### Problem statement
Type out the complete listing below word for word, without its pictures.

....

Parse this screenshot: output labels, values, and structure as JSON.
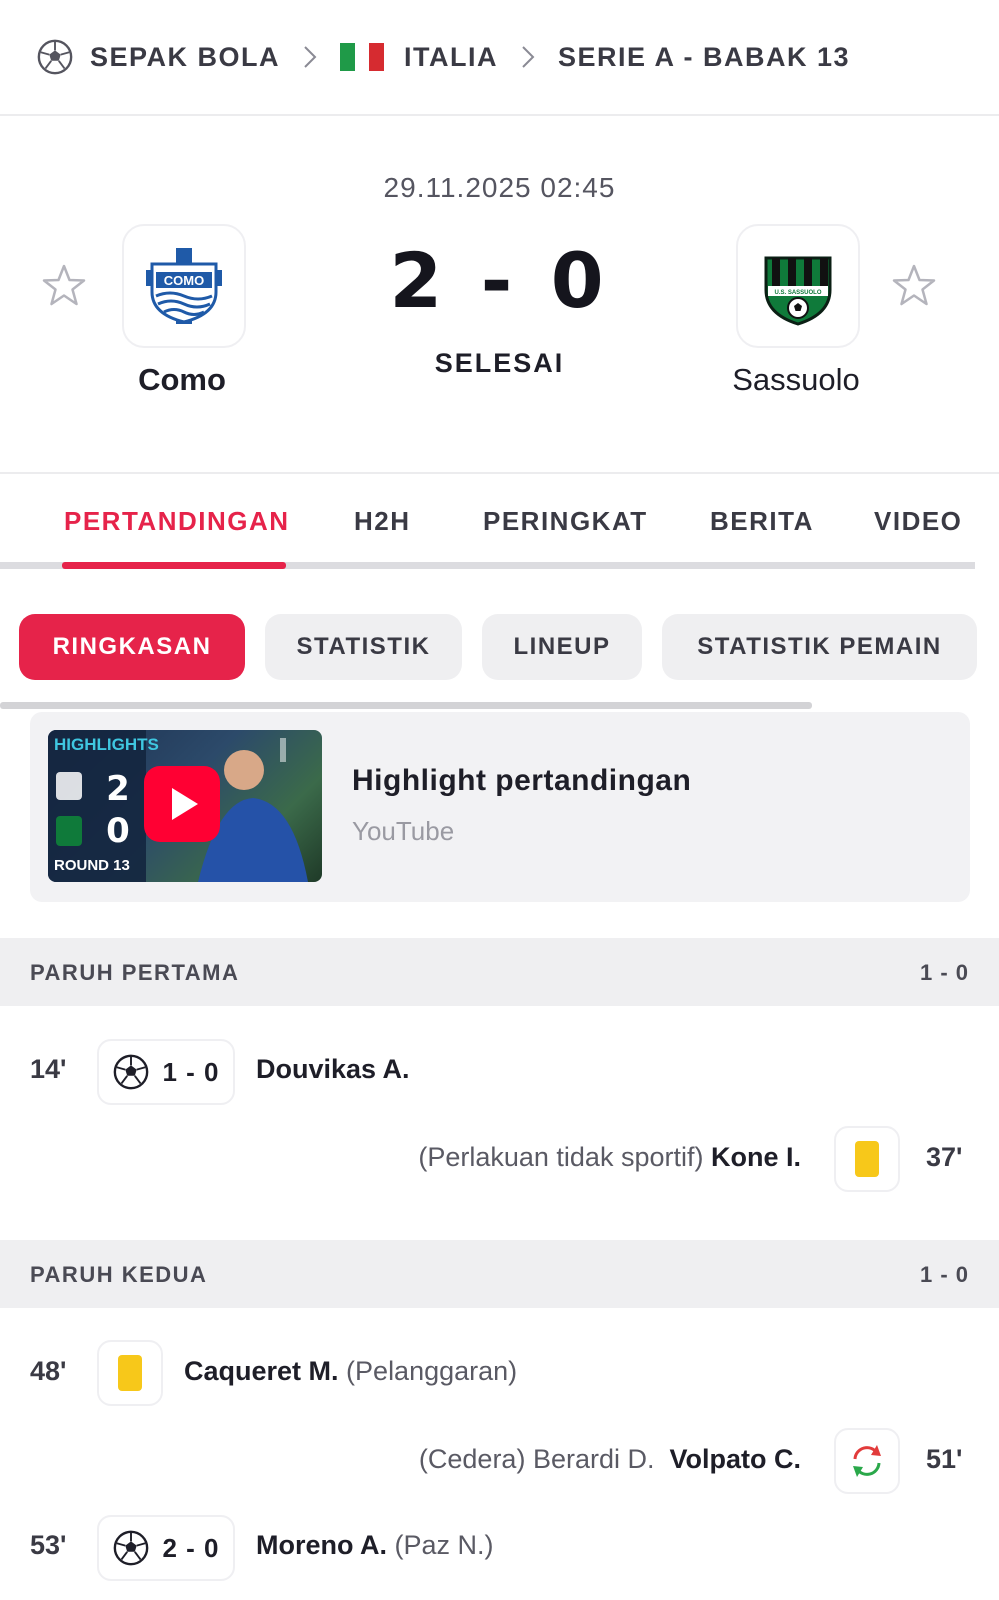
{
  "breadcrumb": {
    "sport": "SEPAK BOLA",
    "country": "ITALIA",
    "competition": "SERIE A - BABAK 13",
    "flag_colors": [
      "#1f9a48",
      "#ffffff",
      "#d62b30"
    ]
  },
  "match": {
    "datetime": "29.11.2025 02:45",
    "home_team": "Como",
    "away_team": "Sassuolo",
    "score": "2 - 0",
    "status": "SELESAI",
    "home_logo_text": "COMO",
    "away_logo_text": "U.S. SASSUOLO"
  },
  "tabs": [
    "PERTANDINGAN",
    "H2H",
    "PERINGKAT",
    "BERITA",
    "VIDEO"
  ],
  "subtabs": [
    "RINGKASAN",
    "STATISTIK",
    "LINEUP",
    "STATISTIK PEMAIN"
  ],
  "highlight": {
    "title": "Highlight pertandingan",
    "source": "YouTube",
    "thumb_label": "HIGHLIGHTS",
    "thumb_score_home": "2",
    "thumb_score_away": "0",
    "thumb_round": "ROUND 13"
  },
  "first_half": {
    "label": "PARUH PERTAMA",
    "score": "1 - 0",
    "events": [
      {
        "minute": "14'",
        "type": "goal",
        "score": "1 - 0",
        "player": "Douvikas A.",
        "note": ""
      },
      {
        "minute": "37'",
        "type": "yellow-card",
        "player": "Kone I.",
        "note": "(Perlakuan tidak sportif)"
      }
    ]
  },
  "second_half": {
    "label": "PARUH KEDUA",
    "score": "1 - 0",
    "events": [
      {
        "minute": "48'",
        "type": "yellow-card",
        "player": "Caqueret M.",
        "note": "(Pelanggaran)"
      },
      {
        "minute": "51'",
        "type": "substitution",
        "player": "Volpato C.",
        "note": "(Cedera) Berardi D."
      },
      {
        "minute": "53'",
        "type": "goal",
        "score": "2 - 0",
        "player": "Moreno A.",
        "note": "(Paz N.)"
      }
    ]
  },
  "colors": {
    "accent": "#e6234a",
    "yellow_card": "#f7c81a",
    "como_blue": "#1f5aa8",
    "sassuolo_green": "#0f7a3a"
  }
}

....

### Written response
Parse this screenshot: output labels, values, and structure as JSON.
{
  "breadcrumb": {
    "sport": "SEPAK BOLA",
    "country": "ITALIA",
    "competition": "SERIE A - BABAK 13",
    "flag_colors": [
      "#1f9a48",
      "#ffffff",
      "#d62b30"
    ]
  },
  "match": {
    "datetime": "29.11.2025 02:45",
    "home_team": "Como",
    "away_team": "Sassuolo",
    "score": "2 - 0",
    "status": "SELESAI",
    "home_logo_text": "COMO",
    "away_logo_text": "U.S. SASSUOLO"
  },
  "tabs": [
    "PERTANDINGAN",
    "H2H",
    "PERINGKAT",
    "BERITA",
    "VIDEO"
  ],
  "subtabs": [
    "RINGKASAN",
    "STATISTIK",
    "LINEUP",
    "STATISTIK PEMAIN"
  ],
  "highlight": {
    "title": "Highlight pertandingan",
    "source": "YouTube",
    "thumb_label": "HIGHLIGHTS",
    "thumb_score_home": "2",
    "thumb_score_away": "0",
    "thumb_round": "ROUND 13"
  },
  "first_half": {
    "label": "PARUH PERTAMA",
    "score": "1 - 0",
    "events": [
      {
        "minute": "14'",
        "type": "goal",
        "score": "1 - 0",
        "player": "Douvikas A.",
        "note": ""
      },
      {
        "minute": "37'",
        "type": "yellow-card",
        "player": "Kone I.",
        "note": "(Perlakuan tidak sportif)"
      }
    ]
  },
  "second_half": {
    "label": "PARUH KEDUA",
    "score": "1 - 0",
    "events": [
      {
        "minute": "48'",
        "type": "yellow-card",
        "player": "Caqueret M.",
        "note": "(Pelanggaran)"
      },
      {
        "minute": "51'",
        "type": "substitution",
        "player": "Volpato C.",
        "note": "(Cedera) Berardi D."
      },
      {
        "minute": "53'",
        "type": "goal",
        "score": "2 - 0",
        "player": "Moreno A.",
        "note": "(Paz N.)"
      }
    ]
  },
  "colors": {
    "accent": "#e6234a",
    "yellow_card": "#f7c81a",
    "como_blue": "#1f5aa8",
    "sassuolo_green": "#0f7a3a"
  }
}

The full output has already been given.